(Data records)
----------

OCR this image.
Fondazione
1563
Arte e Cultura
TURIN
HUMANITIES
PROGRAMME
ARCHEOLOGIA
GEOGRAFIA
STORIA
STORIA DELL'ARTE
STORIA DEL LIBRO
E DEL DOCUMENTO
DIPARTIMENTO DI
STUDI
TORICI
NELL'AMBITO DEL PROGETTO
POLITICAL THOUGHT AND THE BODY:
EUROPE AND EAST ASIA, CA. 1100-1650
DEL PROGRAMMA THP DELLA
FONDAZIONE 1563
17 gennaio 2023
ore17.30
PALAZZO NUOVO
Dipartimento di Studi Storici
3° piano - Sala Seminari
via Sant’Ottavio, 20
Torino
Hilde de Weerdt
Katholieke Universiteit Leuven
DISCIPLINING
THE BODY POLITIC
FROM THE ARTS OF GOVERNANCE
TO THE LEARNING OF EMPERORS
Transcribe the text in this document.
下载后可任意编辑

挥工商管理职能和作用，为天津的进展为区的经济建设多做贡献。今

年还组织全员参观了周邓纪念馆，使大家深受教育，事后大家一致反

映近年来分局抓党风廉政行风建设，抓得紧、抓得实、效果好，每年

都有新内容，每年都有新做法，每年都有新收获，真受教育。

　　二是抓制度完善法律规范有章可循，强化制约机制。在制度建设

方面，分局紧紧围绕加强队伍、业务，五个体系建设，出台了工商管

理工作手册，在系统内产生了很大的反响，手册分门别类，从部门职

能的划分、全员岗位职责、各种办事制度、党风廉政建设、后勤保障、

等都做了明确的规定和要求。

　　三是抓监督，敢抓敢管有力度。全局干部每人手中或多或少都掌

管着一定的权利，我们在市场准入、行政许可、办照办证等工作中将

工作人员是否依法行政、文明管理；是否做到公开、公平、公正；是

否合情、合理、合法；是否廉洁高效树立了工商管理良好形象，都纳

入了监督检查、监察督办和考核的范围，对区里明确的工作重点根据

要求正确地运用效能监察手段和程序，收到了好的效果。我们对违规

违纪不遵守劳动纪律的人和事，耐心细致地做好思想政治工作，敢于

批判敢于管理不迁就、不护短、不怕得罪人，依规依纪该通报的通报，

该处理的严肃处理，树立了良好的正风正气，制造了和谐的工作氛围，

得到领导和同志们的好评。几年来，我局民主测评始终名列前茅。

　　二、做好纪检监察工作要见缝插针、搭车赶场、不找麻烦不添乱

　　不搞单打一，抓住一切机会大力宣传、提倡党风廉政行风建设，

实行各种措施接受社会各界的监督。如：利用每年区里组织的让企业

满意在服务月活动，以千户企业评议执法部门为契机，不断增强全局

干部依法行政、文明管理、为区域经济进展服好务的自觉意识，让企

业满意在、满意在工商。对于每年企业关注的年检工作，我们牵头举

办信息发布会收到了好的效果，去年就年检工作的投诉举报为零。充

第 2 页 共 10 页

----------

* **WRITTEN INSTRUCTION**
Search the entries for the word "STORIA", then gather every line that has it.

* **EXPECTED ANSWER**
STORIA
STORIA DELL'ARTE
STORIA DEL LIBRO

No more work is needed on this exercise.